__RAW DATA__:
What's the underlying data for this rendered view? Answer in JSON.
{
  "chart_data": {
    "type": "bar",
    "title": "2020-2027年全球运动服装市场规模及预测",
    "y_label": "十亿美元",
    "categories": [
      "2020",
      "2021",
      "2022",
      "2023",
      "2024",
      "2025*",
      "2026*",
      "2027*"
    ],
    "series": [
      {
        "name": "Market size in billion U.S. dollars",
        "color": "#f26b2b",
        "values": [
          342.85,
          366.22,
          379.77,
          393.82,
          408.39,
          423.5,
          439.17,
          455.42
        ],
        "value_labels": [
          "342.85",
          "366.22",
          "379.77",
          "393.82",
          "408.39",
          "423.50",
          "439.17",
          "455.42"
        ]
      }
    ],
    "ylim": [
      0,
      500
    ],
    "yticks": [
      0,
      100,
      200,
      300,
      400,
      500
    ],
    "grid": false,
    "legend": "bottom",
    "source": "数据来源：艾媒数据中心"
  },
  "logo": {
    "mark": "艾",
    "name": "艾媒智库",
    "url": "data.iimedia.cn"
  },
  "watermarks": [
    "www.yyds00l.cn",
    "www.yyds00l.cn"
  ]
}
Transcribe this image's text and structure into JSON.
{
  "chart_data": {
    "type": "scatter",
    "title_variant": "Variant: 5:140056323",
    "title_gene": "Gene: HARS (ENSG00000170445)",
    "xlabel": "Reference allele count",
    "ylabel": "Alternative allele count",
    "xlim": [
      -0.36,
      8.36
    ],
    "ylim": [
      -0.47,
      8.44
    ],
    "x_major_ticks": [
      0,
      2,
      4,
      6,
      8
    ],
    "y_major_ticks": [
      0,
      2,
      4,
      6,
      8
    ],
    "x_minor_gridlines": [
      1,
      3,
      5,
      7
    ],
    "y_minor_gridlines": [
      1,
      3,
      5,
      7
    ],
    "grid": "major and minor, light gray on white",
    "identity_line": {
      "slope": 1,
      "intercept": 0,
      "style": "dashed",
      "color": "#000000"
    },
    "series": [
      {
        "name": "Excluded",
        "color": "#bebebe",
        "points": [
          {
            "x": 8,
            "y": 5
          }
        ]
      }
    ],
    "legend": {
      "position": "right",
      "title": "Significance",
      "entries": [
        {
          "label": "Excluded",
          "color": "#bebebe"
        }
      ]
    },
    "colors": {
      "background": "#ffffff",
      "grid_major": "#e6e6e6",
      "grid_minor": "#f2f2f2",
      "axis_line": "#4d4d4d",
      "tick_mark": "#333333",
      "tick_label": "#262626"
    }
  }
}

__AIM OF THE EXERCISE__: Transcribe the data. Leave every line exactly as it is.

__EXERCISE OUTPUT__:
What's the underlying data for this rendered view? Answer in JSON.
{
  "chart_data": {
    "type": "bar",
    "title": "2020-2027年全球运动服装市场规模及预测",
    "y_label": "十亿美元",
    "categories": [
      "2020",
      "2021",
      "2022",
      "2023",
      "2024",
      "2025*",
      "2026*",
      "2027*"
    ],
    "series": [
      {
        "name": "Market size in billion U.S. dollars",
        "color": "#f26b2b",
        "values": [
          342.85,
          366.22,
          379.77,
          393.82,
          408.39,
          423.5,
          439.17,
          455.42
        ],
        "value_labels": [
          "342.85",
          "366.22",
          "379.77",
          "393.82",
          "408.39",
          "423.50",
          "439.17",
          "455.42"
        ]
      }
    ],
    "ylim": [
      0,
      500
    ],
    "yticks": [
      0,
      100,
      200,
      300,
      400,
      500
    ],
    "grid": false,
    "legend": "bottom",
    "source": "数据来源：艾媒数据中心"
  },
  "logo": {
    "mark": "艾",
    "name": "艾媒智库",
    "url": "data.iimedia.cn"
  },
  "watermarks": [
    "www.yyds00l.cn",
    "www.yyds00l.cn"
  ]
}
Transcribe this image's text and structure into JSON.
{
  "chart_data": {
    "type": "scatter",
    "title_variant": "Variant: 5:140056323",
    "title_gene": "Gene: HARS (ENSG00000170445)",
    "xlabel": "Reference allele count",
    "ylabel": "Alternative allele count",
    "xlim": [
      -0.36,
      8.36
    ],
    "ylim": [
      -0.47,
      8.44
    ],
    "x_major_ticks": [
      0,
      2,
      4,
      6,
      8
    ],
    "y_major_ticks": [
      0,
      2,
      4,
      6,
      8
    ],
    "x_minor_gridlines": [
      1,
      3,
      5,
      7
    ],
    "y_minor_gridlines": [
      1,
      3,
      5,
      7
    ],
    "grid": "major and minor, light gray on white",
    "identity_line": {
      "slope": 1,
      "intercept": 0,
      "style": "dashed",
      "color": "#000000"
    },
    "series": [
      {
        "name": "Excluded",
        "color": "#bebebe",
        "points": [
          {
            "x": 8,
            "y": 5
          }
        ]
      }
    ],
    "legend": {
      "position": "right",
      "title": "Significance",
      "entries": [
        {
          "label": "Excluded",
          "color": "#bebebe"
        }
      ]
    },
    "colors": {
      "background": "#ffffff",
      "grid_major": "#e6e6e6",
      "grid_minor": "#f2f2f2",
      "axis_line": "#4d4d4d",
      "tick_mark": "#333333",
      "tick_label": "#262626"
    }
  }
}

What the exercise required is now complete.